REQUIRED WORK: State only how many lines below include the string "subtitle".

START EXTRACTED ENTRIES

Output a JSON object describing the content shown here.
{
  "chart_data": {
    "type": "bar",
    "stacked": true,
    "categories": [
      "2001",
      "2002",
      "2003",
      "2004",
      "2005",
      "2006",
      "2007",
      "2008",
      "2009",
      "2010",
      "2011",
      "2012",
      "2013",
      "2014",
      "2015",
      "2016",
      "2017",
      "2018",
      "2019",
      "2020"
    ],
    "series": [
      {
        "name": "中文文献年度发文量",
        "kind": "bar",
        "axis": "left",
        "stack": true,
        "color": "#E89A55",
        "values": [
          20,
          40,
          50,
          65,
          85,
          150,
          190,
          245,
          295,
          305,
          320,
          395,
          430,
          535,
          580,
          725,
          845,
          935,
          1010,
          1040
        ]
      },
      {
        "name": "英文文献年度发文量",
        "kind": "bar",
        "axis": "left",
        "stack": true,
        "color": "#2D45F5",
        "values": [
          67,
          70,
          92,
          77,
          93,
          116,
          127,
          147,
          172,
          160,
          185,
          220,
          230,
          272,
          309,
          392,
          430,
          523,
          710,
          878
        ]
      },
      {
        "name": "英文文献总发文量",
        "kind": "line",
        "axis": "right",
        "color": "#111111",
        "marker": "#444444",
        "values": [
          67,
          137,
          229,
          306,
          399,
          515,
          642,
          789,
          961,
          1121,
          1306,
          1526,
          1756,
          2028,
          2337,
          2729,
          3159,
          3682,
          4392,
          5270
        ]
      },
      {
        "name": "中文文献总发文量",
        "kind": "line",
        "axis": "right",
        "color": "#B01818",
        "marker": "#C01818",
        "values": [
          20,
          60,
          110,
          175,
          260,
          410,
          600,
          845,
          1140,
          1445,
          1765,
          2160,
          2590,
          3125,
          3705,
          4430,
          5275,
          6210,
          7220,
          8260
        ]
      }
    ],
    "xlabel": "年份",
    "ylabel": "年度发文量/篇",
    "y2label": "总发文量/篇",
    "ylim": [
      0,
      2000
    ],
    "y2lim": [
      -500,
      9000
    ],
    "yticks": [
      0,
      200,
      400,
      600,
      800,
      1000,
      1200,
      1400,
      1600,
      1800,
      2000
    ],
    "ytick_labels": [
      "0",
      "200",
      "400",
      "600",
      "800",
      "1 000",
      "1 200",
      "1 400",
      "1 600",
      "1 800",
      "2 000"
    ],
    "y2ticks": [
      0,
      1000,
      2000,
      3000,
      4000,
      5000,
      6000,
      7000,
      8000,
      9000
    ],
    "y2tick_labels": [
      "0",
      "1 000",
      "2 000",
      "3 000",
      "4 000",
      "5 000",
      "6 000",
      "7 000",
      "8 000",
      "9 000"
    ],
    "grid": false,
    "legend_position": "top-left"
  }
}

END EXTRACTED ENTRIES
START EXTRACTED ENTRIES

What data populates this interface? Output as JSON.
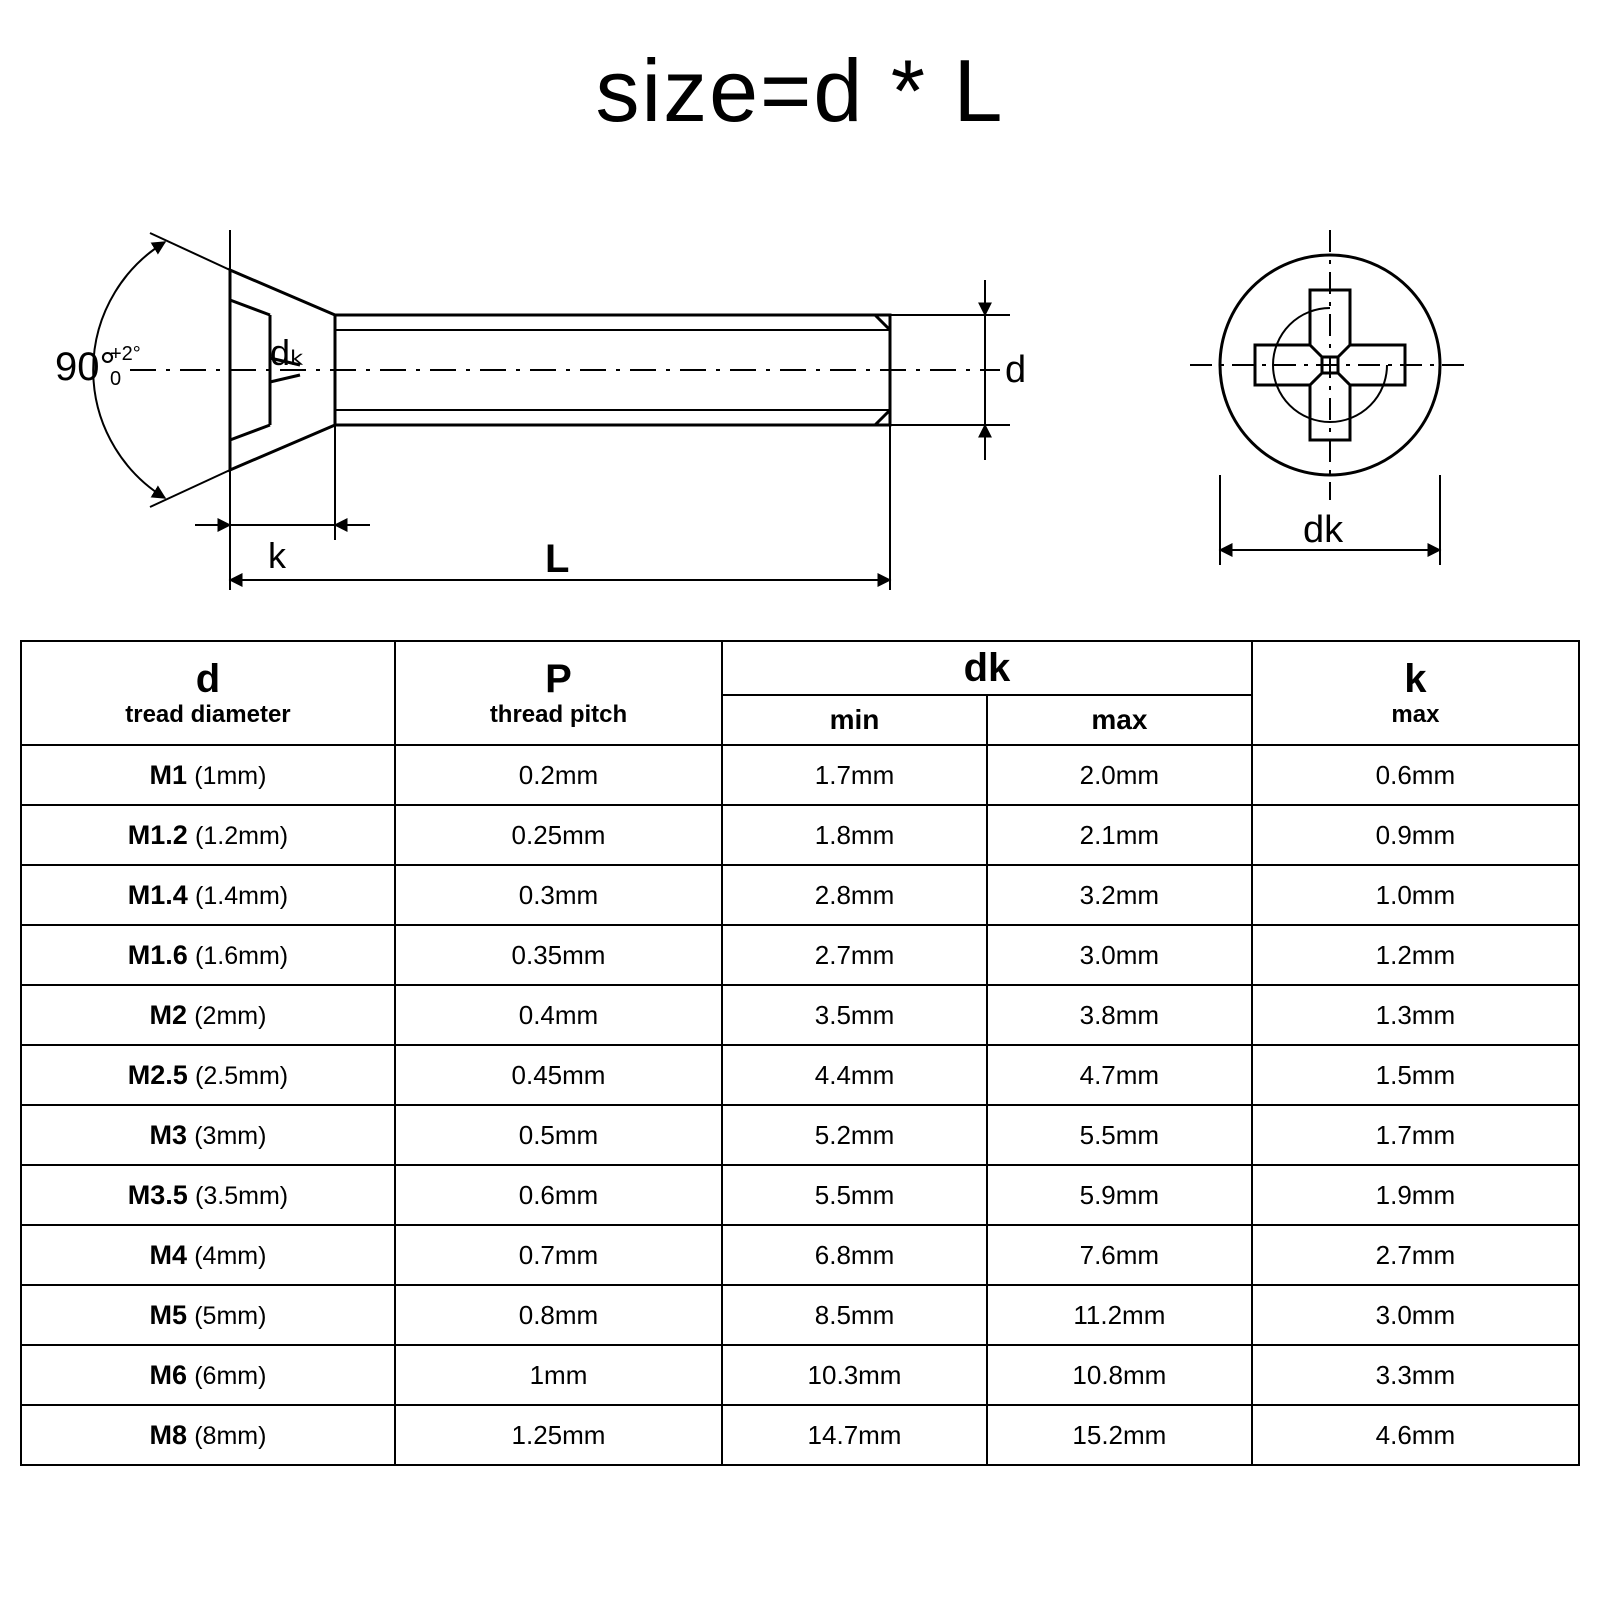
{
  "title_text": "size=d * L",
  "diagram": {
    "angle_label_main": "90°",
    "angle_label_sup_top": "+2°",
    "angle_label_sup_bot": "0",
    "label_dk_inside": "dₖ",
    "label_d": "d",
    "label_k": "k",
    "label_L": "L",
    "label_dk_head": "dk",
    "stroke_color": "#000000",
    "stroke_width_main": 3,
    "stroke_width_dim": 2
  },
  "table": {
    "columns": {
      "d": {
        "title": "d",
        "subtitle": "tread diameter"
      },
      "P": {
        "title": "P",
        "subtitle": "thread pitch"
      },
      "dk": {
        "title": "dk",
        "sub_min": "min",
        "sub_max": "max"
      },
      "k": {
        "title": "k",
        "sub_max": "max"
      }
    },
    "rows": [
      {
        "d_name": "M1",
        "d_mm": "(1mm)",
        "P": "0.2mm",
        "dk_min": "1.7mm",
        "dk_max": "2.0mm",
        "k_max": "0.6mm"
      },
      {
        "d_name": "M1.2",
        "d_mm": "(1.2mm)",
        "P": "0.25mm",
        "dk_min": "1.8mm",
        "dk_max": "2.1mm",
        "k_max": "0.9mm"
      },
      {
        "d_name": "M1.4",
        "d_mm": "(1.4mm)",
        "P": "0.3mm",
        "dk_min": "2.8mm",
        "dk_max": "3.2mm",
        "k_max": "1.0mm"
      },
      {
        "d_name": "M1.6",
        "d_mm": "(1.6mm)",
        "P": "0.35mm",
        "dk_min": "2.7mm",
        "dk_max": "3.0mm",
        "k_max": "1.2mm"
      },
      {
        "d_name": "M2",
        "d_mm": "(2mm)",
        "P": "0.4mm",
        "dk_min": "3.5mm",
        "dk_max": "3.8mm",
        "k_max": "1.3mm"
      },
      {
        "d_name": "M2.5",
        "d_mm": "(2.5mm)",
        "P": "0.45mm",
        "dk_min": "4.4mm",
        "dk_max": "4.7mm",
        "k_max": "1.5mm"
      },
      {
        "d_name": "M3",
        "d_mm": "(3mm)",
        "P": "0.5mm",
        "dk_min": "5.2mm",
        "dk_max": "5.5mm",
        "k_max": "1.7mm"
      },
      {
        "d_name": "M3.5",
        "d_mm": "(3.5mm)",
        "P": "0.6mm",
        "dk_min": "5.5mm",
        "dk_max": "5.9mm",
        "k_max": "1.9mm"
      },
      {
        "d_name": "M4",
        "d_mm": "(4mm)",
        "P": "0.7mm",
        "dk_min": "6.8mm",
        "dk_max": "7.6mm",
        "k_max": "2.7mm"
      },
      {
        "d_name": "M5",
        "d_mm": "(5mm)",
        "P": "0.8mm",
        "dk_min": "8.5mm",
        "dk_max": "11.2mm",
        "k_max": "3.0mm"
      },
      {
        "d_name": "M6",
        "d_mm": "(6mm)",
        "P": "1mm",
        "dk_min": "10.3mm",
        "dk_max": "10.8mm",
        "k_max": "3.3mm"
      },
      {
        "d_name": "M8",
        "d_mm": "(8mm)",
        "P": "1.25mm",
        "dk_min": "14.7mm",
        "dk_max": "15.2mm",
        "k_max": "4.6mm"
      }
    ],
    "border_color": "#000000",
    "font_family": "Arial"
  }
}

END EXTRACTED ENTRIES

WRITTEN SOLUTION: 2